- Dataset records

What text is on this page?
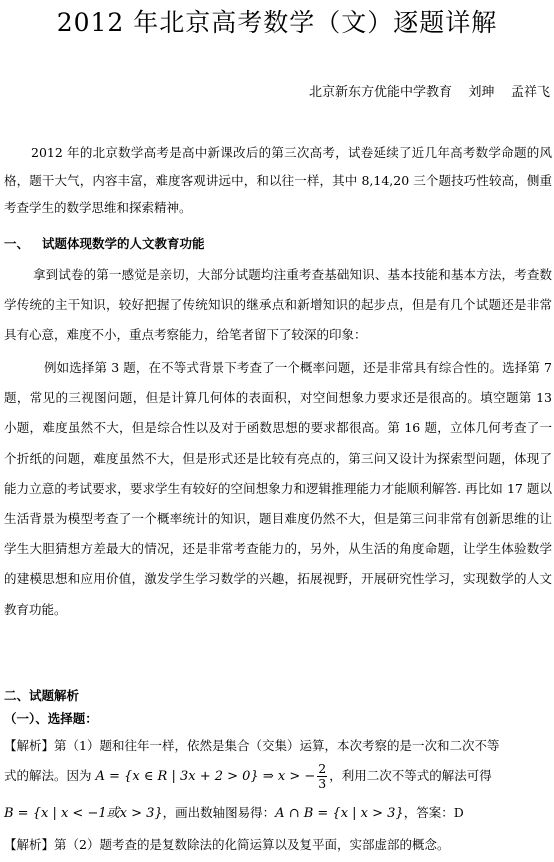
2012 年北京高考数学（文）逐题详解
北京新东方优能中学教育    刘珅    孟祥飞
2012 年的北京数学高考是高中新课改后的第三次高考，试卷延续了近几年高考数学命题的风格，题干大气，内容丰富，难度客观讲远中，和以往一样，其中 8,14,20 三个题技巧性较高，侧重考查学生的数学思维和探索精神。
一、   试题体现数学的人文教育功能
拿到试卷的第一感觉是亲切，大部分试题均注重考查基础知识、基本技能和基本方法，考查数学传统的主干知识，较好把握了传统知识的继承点和新增知识的起步点，但是有几个试题还是非常具有心意，难度不小，重点考察能力，给笔者留下了较深的印象：
例如选择第 3 题，在不等式背景下考查了一个概率问题，还是非常具有综合性的。选择第 7 题，常见的三视图问题，但是计算几何体的表面积，对空间想象力要求还是很高的。填空题第 13 小题，难度虽然不大，但是综合性以及对于函数思想的要求都很高。第 16 题，立体几何考查了一个折纸的问题，难度虽然不大，但是形式还是比较有亮点的，第三问又设计为探索型问题，体现了能力立意的考试要求，要求学生有较好的空间想象力和逻辑推理能力才能顺利解答. 再比如 17 题以生活背景为模型考查了一个概率统计的知识，题目难度仍然不大，但是第三问非常有创新思维的让学生大胆猜想方差最大的情况，还是非常考查能力的，另外，从生活的角度命题，让学生体验数学的建模思想和应用价值，激发学生学习数学的兴趣，拓展视野，开展研究性学习，实现数学的人文教育功能。
二、试题解析
（一）、选择题：
【解析】第（1）题和往年一样，依然是集合（交集）运算，本次考察的是一次和二次不等
式的解法。因为 A = {x ∈ R | 3x + 2 > 0} ⇒ x > − $\frac{2}{3}$ ，利用二次不等式的解法可得
B = {x | x < −1或x > 3}，画出数轴图易得：A ∩ B = {x | x > 3}，答案：D
【解析】第（2）题考查的是复数除法的化简运算以及复平面，实部虚部的概念。
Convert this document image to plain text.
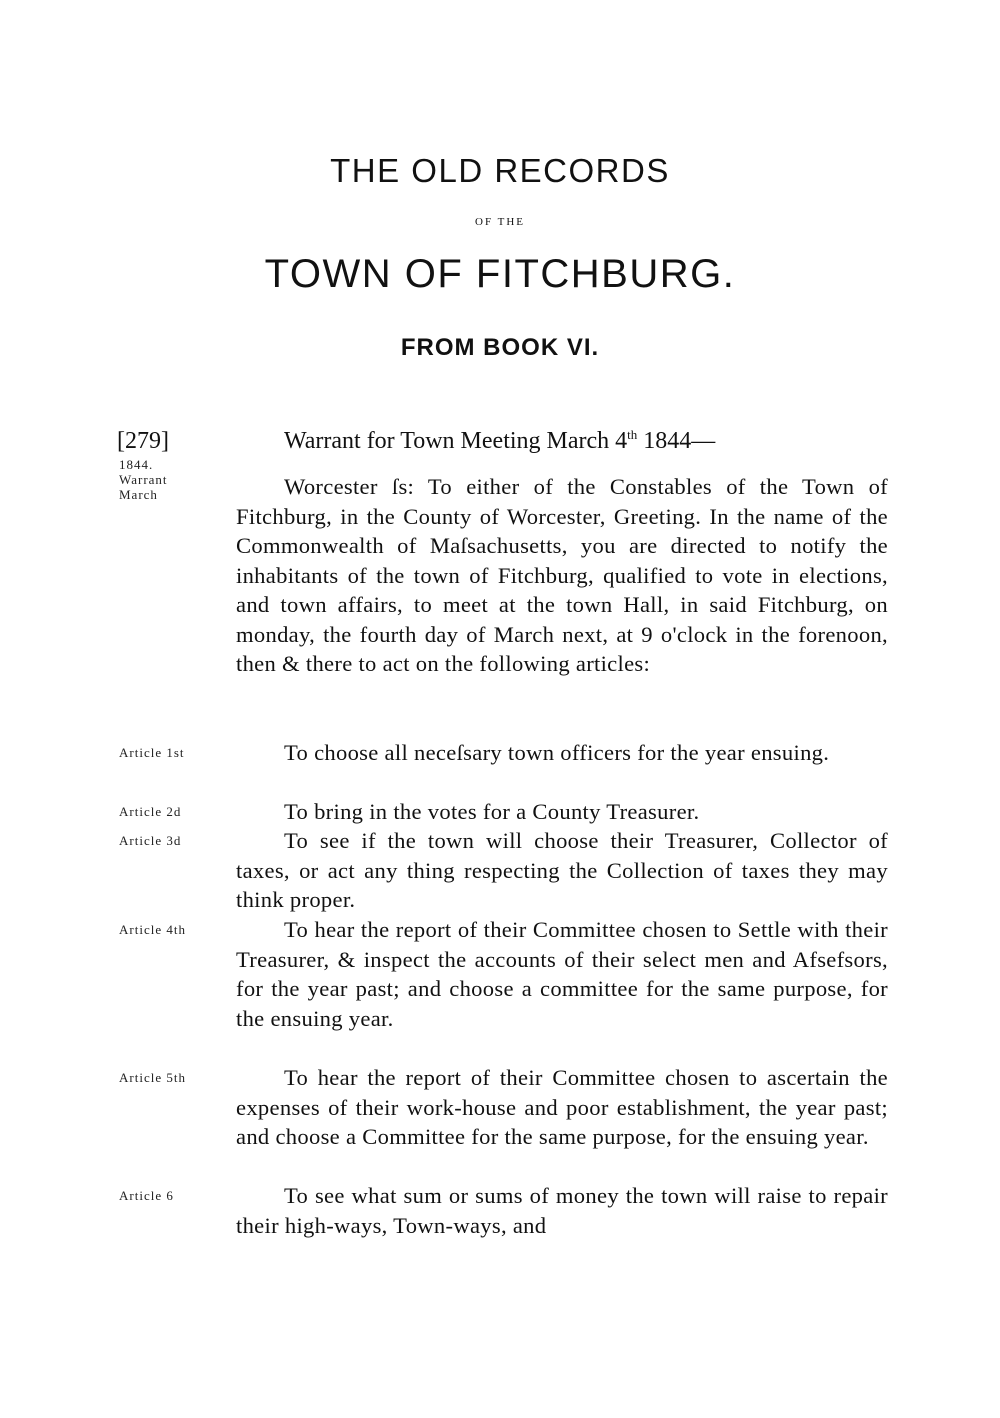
THE OLD RECORDS
OF THE
TOWN OF FITCHBURG.
FROM BOOK VI.
[279]
1844.
Warrant
March
Warrant for Town Meeting March 4th 1844—

Worcester ſs: To either of the Constables of the Town of Fitchburg, in the County of Worcester, Greeting. In the name of the Commonwealth of Maſsachusetts, you are directed to notify the inhabitants of the town of Fitchburg, qualified to vote in elections, and town affairs, to meet at the town Hall, in said Fitchburg, on monday, the fourth day of March next, at 9 o'clock in the forenoon, then & there to act on the following articles:

Article 1st	To choose all neceſsary town officers for the year ensuing.

Article 2d	To bring in the votes for a County Treasurer.

Article 3d	To see if the town will choose their Treasurer, Collector of taxes, or act any thing respecting the Collection of taxes they may think proper.

Article 4th	To hear the report of their Committee chosen to Settle with their Treasurer, & inspect the accounts of their select men and Afsefsors, for the year past; and choose a committee for the same purpose, for the ensuing year.

Article 5th	To hear the report of their Committee chosen to ascertain the expenses of their work-house and poor establishment, the year past; and choose a Committee for the same purpose, for the ensuing year.

Article 6	To see what sum or sums of money the town will raise to repair their high-ways, Town-ways, and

- SHORT TASK
Search the records above for the string "this". Copy every line that contains it.

- COMPLETED TASK
What text is on this page?
Convert this document image to plain text.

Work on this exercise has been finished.